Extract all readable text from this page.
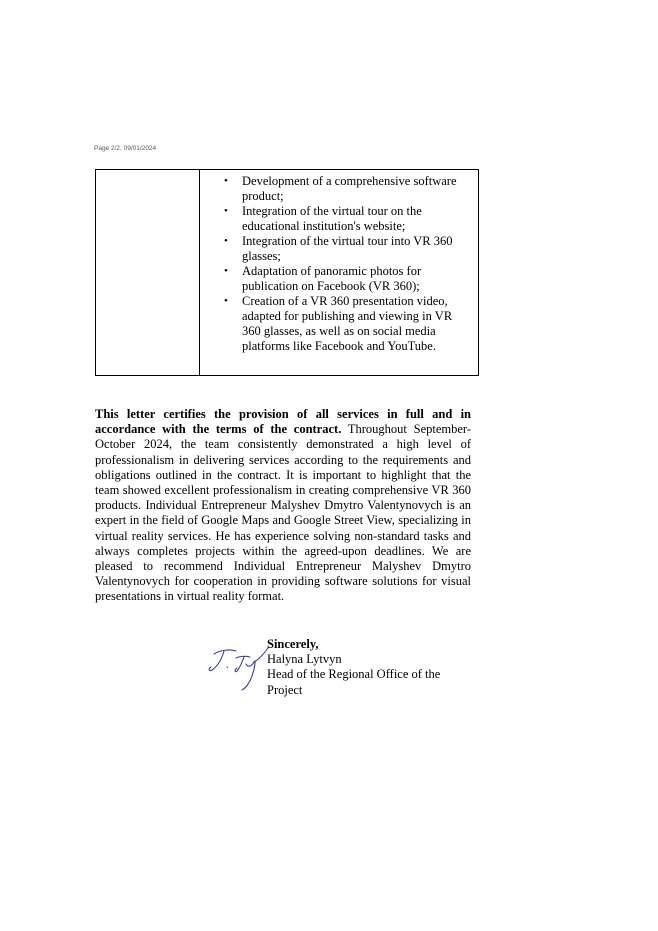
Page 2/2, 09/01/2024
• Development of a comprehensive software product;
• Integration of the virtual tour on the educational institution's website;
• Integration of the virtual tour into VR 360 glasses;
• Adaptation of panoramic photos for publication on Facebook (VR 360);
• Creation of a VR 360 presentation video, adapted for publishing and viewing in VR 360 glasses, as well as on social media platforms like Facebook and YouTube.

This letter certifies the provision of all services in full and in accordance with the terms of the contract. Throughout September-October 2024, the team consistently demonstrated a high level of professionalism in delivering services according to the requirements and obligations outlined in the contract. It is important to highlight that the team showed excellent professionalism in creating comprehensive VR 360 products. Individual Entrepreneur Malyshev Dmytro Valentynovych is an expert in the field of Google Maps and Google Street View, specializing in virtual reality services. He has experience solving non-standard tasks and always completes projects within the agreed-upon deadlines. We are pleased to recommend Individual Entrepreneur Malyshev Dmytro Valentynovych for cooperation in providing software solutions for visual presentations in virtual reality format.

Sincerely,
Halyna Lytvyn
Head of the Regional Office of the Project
════════
Exercise objective:
How many of the lines in the listing above hold the word "software"? Report only that figure.

Solution to this task:
2